Exercise objective » The records that follow are to be repeated without alteration.

Records for this task »
** begin **
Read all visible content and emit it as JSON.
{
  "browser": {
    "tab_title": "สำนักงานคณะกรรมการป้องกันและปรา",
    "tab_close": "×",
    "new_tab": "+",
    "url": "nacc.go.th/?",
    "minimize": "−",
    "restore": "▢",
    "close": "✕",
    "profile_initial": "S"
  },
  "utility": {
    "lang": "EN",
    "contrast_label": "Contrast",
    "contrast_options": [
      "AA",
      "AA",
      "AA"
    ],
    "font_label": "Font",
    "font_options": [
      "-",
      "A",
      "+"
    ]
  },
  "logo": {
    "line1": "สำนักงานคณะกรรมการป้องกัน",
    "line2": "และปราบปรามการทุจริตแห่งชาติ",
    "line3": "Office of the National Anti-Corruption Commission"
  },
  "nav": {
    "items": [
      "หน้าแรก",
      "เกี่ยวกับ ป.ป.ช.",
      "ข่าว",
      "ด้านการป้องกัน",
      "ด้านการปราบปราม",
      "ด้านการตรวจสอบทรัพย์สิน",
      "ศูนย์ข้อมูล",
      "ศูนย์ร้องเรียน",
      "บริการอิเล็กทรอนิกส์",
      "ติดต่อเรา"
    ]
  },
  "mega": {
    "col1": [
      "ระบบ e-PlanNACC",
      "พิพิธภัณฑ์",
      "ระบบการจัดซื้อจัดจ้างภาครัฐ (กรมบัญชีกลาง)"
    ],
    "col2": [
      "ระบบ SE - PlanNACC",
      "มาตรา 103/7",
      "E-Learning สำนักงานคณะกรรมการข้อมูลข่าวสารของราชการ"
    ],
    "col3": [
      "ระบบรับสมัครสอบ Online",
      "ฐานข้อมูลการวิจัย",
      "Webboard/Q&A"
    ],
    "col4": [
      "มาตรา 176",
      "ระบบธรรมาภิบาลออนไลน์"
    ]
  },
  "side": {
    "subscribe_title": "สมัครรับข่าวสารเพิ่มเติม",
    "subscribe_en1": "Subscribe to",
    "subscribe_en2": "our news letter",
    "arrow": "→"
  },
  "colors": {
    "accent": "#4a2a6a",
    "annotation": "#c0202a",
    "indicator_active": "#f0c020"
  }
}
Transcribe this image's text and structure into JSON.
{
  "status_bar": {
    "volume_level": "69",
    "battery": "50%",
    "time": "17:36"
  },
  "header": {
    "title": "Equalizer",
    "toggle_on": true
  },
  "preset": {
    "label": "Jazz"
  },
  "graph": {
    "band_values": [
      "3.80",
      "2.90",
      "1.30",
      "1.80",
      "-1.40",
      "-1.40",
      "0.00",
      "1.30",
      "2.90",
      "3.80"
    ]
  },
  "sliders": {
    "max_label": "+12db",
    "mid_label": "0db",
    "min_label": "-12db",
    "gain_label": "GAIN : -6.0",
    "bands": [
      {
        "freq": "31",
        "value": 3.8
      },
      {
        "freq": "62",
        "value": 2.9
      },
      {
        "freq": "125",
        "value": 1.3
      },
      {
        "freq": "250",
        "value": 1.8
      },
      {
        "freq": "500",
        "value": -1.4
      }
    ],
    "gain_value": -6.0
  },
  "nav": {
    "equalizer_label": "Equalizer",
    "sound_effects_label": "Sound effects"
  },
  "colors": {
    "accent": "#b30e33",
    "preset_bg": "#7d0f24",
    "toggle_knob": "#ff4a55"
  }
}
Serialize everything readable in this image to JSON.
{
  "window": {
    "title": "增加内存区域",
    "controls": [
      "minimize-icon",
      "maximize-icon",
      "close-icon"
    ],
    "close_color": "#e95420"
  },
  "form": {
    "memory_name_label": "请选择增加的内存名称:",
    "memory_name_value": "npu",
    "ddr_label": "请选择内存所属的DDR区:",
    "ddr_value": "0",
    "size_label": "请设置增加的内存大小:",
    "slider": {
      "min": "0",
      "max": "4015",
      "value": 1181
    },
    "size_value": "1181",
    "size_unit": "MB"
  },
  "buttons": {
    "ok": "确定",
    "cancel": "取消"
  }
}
** end **
Output of the exercise »
Read all visible content and emit it as JSON.
{
  "browser": {
    "tab_title": "สำนักงานคณะกรรมการป้องกันและปรา",
    "tab_close": "×",
    "new_tab": "+",
    "url": "nacc.go.th/?",
    "minimize": "−",
    "restore": "▢",
    "close": "✕",
    "profile_initial": "S"
  },
  "utility": {
    "lang": "EN",
    "contrast_label": "Contrast",
    "contrast_options": [
      "AA",
      "AA",
      "AA"
    ],
    "font_label": "Font",
    "font_options": [
      "-",
      "A",
      "+"
    ]
  },
  "logo": {
    "line1": "สำนักงานคณะกรรมการป้องกัน",
    "line2": "และปราบปรามการทุจริตแห่งชาติ",
    "line3": "Office of the National Anti-Corruption Commission"
  },
  "nav": {
    "items": [
      "หน้าแรก",
      "เกี่ยวกับ ป.ป.ช.",
      "ข่าว",
      "ด้านการป้องกัน",
      "ด้านการปราบปราม",
      "ด้านการตรวจสอบทรัพย์สิน",
      "ศูนย์ข้อมูล",
      "ศูนย์ร้องเรียน",
      "บริการอิเล็กทรอนิกส์",
      "ติดต่อเรา"
    ]
  },
  "mega": {
    "col1": [
      "ระบบ e-PlanNACC",
      "พิพิธภัณฑ์",
      "ระบบการจัดซื้อจัดจ้างภาครัฐ (กรมบัญชีกลาง)"
    ],
    "col2": [
      "ระบบ SE - PlanNACC",
      "มาตรา 103/7",
      "E-Learning สำนักงานคณะกรรมการข้อมูลข่าวสารของราชการ"
    ],
    "col3": [
      "ระบบรับสมัครสอบ Online",
      "ฐานข้อมูลการวิจัย",
      "Webboard/Q&A"
    ],
    "col4": [
      "มาตรา 176",
      "ระบบธรรมาภิบาลออนไลน์"
    ]
  },
  "side": {
    "subscribe_title": "สมัครรับข่าวสารเพิ่มเติม",
    "subscribe_en1": "Subscribe to",
    "subscribe_en2": "our news letter",
    "arrow": "→"
  },
  "colors": {
    "accent": "#4a2a6a",
    "annotation": "#c0202a",
    "indicator_active": "#f0c020"
  }
}
Transcribe this image's text and structure into JSON.
{
  "status_bar": {
    "volume_level": "69",
    "battery": "50%",
    "time": "17:36"
  },
  "header": {
    "title": "Equalizer",
    "toggle_on": true
  },
  "preset": {
    "label": "Jazz"
  },
  "graph": {
    "band_values": [
      "3.80",
      "2.90",
      "1.30",
      "1.80",
      "-1.40",
      "-1.40",
      "0.00",
      "1.30",
      "2.90",
      "3.80"
    ]
  },
  "sliders": {
    "max_label": "+12db",
    "mid_label": "0db",
    "min_label": "-12db",
    "gain_label": "GAIN : -6.0",
    "bands": [
      {
        "freq": "31",
        "value": 3.8
      },
      {
        "freq": "62",
        "value": 2.9
      },
      {
        "freq": "125",
        "value": 1.3
      },
      {
        "freq": "250",
        "value": 1.8
      },
      {
        "freq": "500",
        "value": -1.4
      }
    ],
    "gain_value": -6.0
  },
  "nav": {
    "equalizer_label": "Equalizer",
    "sound_effects_label": "Sound effects"
  },
  "colors": {
    "accent": "#b30e33",
    "preset_bg": "#7d0f24",
    "toggle_knob": "#ff4a55"
  }
}
Serialize everything readable in this image to JSON.
{
  "window": {
    "title": "增加内存区域",
    "controls": [
      "minimize-icon",
      "maximize-icon",
      "close-icon"
    ],
    "close_color": "#e95420"
  },
  "form": {
    "memory_name_label": "请选择增加的内存名称:",
    "memory_name_value": "npu",
    "ddr_label": "请选择内存所属的DDR区:",
    "ddr_value": "0",
    "size_label": "请设置增加的内存大小:",
    "slider": {
      "min": "0",
      "max": "4015",
      "value": 1181
    },
    "size_value": "1181",
    "size_unit": "MB"
  },
  "buttons": {
    "ok": "确定",
    "cancel": "取消"
  }
}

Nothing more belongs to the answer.